**What to do**
Output the lines that follow exactly as they are.

**Data for processing**
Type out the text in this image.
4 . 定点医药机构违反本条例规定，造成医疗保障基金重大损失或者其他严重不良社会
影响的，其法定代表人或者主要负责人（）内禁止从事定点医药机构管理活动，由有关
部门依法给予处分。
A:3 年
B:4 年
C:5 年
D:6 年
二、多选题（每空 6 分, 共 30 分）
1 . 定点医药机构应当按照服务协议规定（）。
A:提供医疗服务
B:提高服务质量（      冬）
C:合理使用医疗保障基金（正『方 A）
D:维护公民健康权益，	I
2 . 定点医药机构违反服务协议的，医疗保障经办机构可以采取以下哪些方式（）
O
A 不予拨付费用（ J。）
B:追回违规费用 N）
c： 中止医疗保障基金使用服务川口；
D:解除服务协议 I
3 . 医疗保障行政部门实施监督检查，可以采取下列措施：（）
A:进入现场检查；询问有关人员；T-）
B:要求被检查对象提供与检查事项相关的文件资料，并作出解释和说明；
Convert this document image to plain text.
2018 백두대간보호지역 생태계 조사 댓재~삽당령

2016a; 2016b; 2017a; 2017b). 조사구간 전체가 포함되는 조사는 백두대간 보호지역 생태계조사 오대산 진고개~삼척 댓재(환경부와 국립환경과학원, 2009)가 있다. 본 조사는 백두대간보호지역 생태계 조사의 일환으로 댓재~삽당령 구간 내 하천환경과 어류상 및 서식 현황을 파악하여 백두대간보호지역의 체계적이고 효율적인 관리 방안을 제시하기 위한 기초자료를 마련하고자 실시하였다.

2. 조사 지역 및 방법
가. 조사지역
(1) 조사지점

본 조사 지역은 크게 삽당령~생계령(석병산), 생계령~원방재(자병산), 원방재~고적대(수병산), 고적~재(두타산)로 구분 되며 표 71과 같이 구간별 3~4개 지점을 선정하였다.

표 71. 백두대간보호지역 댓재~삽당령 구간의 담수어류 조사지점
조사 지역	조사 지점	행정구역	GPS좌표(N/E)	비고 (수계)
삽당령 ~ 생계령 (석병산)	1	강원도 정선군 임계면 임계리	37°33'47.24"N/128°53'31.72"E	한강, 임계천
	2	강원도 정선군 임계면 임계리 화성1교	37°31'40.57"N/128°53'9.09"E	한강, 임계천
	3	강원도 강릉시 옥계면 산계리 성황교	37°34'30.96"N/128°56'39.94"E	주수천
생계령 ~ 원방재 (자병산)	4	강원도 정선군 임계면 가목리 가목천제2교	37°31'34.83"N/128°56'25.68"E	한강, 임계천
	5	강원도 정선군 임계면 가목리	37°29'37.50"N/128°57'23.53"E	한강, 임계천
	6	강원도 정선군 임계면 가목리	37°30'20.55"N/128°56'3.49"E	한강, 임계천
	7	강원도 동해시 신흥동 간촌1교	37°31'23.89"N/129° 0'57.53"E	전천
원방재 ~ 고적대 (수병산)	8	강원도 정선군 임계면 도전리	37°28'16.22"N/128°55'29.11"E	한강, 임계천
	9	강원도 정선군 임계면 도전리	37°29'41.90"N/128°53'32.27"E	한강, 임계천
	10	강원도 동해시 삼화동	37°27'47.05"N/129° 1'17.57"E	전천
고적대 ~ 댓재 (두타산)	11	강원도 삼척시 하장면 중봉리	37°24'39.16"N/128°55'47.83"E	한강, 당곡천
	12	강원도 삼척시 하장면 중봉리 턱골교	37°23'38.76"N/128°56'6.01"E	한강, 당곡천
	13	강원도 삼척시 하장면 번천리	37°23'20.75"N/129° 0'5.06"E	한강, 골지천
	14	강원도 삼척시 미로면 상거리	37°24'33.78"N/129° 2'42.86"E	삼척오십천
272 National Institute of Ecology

**Solution for this exercise**
Type out the text in this image.
4 . 定点医药机构违反本条例规定，造成医疗保障基金重大损失或者其他严重不良社会
影响的，其法定代表人或者主要负责人（）内禁止从事定点医药机构管理活动，由有关
部门依法给予处分。
A:3 年
B:4 年
C:5 年
D:6 年
二、多选题（每空 6 分, 共 30 分）
1 . 定点医药机构应当按照服务协议规定（）。
A:提供医疗服务
B:提高服务质量（      冬）
C:合理使用医疗保障基金（正『方 A）
D:维护公民健康权益，	I
2 . 定点医药机构违反服务协议的，医疗保障经办机构可以采取以下哪些方式（）
O
A 不予拨付费用（ J。）
B:追回违规费用 N）
c： 中止医疗保障基金使用服务川口；
D:解除服务协议 I
3 . 医疗保障行政部门实施监督检查，可以采取下列措施：（）
A:进入现场检查；询问有关人员；T-）
B:要求被检查对象提供与检查事项相关的文件资料，并作出解释和说明；
Convert this document image to plain text.
2018 백두대간보호지역 생태계 조사 댓재~삽당령

2016a; 2016b; 2017a; 2017b). 조사구간 전체가 포함되는 조사는 백두대간 보호지역 생태계조사 오대산 진고개~삼척 댓재(환경부와 국립환경과학원, 2009)가 있다. 본 조사는 백두대간보호지역 생태계 조사의 일환으로 댓재~삽당령 구간 내 하천환경과 어류상 및 서식 현황을 파악하여 백두대간보호지역의 체계적이고 효율적인 관리 방안을 제시하기 위한 기초자료를 마련하고자 실시하였다.

2. 조사 지역 및 방법
가. 조사지역
(1) 조사지점

본 조사 지역은 크게 삽당령~생계령(석병산), 생계령~원방재(자병산), 원방재~고적대(수병산), 고적~재(두타산)로 구분 되며 표 71과 같이 구간별 3~4개 지점을 선정하였다.

표 71. 백두대간보호지역 댓재~삽당령 구간의 담수어류 조사지점
조사 지역	조사 지점	행정구역	GPS좌표(N/E)	비고 (수계)
삽당령 ~ 생계령 (석병산)	1	강원도 정선군 임계면 임계리	37°33'47.24"N/128°53'31.72"E	한강, 임계천
	2	강원도 정선군 임계면 임계리 화성1교	37°31'40.57"N/128°53'9.09"E	한강, 임계천
	3	강원도 강릉시 옥계면 산계리 성황교	37°34'30.96"N/128°56'39.94"E	주수천
생계령 ~ 원방재 (자병산)	4	강원도 정선군 임계면 가목리 가목천제2교	37°31'34.83"N/128°56'25.68"E	한강, 임계천
	5	강원도 정선군 임계면 가목리	37°29'37.50"N/128°57'23.53"E	한강, 임계천
	6	강원도 정선군 임계면 가목리	37°30'20.55"N/128°56'3.49"E	한강, 임계천
	7	강원도 동해시 신흥동 간촌1교	37°31'23.89"N/129° 0'57.53"E	전천
원방재 ~ 고적대 (수병산)	8	강원도 정선군 임계면 도전리	37°28'16.22"N/128°55'29.11"E	한강, 임계천
	9	강원도 정선군 임계면 도전리	37°29'41.90"N/128°53'32.27"E	한강, 임계천
	10	강원도 동해시 삼화동	37°27'47.05"N/129° 1'17.57"E	전천
고적대 ~ 댓재 (두타산)	11	강원도 삼척시 하장면 중봉리	37°24'39.16"N/128°55'47.83"E	한강, 당곡천
	12	강원도 삼척시 하장면 중봉리 턱골교	37°23'38.76"N/128°56'6.01"E	한강, 당곡천
	13	강원도 삼척시 하장면 번천리	37°23'20.75"N/129° 0'5.06"E	한강, 골지천
	14	강원도 삼척시 미로면 상거리	37°24'33.78"N/129° 2'42.86"E	삼척오십천
272 National Institute of Ecology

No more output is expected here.